Dataset rows:
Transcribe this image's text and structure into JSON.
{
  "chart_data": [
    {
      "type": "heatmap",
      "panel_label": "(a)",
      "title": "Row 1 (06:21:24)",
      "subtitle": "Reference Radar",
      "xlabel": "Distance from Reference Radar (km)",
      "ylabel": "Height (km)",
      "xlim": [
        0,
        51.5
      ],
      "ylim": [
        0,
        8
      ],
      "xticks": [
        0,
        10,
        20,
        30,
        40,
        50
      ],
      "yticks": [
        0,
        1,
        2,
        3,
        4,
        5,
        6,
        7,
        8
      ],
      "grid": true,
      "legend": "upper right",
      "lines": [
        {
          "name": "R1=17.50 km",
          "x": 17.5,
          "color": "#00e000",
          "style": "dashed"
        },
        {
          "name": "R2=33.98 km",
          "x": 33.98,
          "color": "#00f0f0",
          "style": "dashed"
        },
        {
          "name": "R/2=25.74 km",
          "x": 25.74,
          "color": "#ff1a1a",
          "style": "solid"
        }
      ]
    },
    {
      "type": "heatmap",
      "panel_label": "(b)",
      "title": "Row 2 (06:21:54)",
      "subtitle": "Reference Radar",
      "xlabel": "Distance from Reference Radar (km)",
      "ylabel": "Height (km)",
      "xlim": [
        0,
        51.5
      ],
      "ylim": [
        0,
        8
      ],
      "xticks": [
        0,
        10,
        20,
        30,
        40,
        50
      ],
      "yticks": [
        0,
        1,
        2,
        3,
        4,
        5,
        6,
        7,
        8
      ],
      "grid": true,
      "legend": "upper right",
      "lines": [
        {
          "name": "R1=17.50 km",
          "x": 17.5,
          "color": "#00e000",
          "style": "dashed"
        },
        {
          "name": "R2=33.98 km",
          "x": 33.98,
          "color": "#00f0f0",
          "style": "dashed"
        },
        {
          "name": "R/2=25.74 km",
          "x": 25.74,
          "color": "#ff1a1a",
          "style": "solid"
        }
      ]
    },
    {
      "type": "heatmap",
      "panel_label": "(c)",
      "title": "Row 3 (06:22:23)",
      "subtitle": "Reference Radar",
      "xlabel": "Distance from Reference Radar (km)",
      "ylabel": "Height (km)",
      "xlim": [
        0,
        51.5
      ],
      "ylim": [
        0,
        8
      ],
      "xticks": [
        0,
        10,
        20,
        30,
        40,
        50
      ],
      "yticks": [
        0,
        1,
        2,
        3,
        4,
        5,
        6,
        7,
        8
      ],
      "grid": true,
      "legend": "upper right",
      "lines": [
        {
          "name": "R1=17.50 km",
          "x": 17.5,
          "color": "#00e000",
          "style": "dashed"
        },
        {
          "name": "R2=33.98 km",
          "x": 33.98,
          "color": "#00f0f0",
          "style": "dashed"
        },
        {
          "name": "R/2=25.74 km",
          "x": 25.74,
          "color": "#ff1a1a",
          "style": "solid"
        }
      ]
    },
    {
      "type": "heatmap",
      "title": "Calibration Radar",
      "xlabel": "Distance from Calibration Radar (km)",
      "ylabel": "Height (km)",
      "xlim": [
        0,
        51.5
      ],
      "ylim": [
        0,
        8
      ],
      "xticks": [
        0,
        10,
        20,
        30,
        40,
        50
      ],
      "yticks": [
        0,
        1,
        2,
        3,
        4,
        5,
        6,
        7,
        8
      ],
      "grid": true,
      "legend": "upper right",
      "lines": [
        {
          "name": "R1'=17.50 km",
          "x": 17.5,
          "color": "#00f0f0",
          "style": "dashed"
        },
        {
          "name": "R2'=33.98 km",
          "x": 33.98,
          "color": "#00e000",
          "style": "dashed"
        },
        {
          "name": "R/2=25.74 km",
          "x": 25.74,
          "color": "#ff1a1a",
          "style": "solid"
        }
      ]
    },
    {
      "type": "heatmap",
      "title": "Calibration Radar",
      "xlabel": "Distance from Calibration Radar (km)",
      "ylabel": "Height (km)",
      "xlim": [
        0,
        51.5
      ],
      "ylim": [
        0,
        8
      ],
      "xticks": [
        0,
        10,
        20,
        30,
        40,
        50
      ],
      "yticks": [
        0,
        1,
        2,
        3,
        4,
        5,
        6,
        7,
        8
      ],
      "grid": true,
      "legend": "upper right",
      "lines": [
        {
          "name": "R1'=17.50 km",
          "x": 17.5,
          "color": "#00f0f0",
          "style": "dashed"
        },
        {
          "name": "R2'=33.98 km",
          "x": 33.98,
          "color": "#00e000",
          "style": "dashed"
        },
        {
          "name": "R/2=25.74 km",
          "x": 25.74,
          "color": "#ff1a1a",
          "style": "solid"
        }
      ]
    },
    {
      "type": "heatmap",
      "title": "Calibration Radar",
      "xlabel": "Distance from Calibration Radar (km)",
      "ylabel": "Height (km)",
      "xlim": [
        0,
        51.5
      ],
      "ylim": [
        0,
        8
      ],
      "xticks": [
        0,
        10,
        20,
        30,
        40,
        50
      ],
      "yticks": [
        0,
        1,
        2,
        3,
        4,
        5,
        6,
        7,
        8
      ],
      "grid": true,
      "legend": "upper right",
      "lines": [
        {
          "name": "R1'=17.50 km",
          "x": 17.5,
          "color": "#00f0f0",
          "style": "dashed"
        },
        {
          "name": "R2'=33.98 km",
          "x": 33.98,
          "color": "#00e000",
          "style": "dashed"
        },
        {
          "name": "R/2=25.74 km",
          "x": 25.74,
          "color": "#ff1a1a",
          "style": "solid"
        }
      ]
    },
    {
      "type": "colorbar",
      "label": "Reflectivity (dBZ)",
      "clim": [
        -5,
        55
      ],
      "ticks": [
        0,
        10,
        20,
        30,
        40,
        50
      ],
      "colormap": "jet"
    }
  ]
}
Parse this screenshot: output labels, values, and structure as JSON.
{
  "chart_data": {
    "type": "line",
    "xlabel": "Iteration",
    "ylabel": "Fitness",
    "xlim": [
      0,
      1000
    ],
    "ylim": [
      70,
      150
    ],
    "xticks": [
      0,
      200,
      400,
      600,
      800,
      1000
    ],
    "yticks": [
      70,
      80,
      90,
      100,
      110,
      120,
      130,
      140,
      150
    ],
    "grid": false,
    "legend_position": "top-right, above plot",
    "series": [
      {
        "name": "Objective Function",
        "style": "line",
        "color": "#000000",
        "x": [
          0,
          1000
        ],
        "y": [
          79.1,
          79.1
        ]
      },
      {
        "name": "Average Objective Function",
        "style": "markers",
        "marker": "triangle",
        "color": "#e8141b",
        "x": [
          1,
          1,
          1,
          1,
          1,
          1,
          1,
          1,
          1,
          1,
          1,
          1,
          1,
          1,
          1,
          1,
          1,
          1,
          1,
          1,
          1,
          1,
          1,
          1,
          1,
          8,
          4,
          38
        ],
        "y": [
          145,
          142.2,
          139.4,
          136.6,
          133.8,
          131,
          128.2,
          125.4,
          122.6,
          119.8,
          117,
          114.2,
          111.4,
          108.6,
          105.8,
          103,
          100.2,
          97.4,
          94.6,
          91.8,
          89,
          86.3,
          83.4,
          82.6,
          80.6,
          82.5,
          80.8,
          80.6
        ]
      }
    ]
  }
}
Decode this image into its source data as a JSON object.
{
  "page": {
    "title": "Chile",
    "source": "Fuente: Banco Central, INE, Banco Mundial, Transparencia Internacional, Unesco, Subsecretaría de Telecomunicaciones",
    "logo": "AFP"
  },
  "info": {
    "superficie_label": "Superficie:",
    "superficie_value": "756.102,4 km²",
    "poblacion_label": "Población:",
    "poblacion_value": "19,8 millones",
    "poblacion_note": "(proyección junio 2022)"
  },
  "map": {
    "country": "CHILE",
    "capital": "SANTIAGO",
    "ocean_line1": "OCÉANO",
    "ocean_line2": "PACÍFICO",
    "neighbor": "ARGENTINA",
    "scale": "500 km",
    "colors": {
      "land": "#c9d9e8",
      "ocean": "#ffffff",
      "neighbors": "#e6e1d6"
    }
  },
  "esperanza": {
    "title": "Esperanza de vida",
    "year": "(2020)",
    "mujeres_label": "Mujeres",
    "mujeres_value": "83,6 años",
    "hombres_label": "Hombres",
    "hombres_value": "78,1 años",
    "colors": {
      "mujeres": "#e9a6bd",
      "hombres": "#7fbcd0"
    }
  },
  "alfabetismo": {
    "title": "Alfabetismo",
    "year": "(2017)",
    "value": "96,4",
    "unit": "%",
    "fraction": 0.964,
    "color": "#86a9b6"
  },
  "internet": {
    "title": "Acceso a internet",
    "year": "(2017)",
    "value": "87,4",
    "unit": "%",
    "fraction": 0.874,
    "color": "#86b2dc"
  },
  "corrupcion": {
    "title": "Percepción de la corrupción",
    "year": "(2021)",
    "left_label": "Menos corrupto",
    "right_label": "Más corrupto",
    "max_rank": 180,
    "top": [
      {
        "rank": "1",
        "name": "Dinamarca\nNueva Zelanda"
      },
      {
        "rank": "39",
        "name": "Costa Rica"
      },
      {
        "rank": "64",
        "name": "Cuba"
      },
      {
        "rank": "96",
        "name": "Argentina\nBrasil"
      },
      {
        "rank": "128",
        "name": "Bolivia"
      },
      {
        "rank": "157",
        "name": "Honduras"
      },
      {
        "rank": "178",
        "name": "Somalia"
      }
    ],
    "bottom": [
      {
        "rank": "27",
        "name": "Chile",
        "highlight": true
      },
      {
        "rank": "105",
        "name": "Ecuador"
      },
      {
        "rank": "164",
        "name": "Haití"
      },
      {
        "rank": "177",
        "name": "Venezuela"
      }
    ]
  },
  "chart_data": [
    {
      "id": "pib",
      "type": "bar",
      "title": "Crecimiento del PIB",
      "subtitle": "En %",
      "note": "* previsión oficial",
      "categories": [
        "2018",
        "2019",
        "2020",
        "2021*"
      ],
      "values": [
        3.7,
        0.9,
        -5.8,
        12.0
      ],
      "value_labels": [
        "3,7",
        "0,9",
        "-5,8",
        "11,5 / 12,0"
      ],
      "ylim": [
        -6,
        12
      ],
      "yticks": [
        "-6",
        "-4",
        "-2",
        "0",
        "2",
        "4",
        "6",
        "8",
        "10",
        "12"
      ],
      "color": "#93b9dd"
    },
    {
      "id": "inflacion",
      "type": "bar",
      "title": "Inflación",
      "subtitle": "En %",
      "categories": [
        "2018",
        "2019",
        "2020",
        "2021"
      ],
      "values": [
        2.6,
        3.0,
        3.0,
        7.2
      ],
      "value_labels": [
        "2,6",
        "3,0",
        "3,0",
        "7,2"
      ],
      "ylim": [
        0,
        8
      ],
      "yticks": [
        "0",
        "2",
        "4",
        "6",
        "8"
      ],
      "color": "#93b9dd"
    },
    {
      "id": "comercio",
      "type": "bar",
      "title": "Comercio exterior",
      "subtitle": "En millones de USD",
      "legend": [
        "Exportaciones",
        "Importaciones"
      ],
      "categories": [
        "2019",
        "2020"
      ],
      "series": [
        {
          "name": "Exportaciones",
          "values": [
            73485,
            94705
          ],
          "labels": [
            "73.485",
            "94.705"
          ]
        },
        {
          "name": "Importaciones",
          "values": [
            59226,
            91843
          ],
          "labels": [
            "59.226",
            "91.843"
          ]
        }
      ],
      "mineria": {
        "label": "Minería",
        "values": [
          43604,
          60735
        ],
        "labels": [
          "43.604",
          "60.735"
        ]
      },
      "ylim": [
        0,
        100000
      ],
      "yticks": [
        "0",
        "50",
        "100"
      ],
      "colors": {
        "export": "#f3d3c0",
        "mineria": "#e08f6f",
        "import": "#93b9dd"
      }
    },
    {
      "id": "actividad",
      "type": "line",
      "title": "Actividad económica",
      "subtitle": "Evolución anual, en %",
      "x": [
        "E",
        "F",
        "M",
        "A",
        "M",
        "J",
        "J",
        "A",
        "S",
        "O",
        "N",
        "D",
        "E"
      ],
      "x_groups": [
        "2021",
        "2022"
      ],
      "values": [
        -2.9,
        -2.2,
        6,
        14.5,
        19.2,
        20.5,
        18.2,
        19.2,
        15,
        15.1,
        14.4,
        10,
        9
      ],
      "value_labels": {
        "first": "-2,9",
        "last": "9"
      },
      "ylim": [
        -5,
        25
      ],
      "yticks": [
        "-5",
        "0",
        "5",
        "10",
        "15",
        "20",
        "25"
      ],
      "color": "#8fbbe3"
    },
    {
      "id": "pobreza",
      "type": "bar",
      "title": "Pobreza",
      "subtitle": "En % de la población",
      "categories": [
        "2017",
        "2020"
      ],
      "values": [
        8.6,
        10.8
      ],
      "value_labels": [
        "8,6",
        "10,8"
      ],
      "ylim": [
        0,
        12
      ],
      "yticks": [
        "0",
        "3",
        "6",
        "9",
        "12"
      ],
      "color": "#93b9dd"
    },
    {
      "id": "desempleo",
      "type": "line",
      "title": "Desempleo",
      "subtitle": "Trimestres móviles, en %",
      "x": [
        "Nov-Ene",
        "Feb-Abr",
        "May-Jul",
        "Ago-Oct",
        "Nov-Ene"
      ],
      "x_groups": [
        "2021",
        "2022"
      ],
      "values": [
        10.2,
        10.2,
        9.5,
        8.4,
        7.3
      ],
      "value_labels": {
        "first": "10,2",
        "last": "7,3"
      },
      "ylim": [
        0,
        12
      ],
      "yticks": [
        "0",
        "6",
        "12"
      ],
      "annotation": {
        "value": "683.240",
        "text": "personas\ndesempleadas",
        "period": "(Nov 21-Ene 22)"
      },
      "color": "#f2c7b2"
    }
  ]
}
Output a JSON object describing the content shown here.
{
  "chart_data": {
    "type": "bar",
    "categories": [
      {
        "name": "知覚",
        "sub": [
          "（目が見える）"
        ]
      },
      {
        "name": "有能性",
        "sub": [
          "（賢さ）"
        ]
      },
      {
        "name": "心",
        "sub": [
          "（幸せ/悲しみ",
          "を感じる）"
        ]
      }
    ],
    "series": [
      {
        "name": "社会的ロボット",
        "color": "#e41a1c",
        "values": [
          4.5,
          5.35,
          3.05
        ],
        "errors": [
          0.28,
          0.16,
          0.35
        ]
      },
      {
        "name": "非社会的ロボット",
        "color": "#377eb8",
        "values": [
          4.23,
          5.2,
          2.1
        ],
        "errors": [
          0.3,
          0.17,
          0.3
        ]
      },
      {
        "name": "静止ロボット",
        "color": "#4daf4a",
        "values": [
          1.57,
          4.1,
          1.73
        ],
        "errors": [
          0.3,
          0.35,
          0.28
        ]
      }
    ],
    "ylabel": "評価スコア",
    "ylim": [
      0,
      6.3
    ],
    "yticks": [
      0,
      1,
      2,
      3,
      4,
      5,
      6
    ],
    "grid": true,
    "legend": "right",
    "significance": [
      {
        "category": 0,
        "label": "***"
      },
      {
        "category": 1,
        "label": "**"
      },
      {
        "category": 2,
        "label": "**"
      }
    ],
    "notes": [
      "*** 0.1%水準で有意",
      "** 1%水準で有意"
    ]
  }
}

Exercise objective:
From the records above, pull out every line containing the word "source".

Answer in full:
Decode this image into its source data as a JSON object.
    "source": "Fuente: Banco Central, INE, Banco Mundial, Transparencia Internacional, Unesco, Subsecretaría de Telecomunicaciones",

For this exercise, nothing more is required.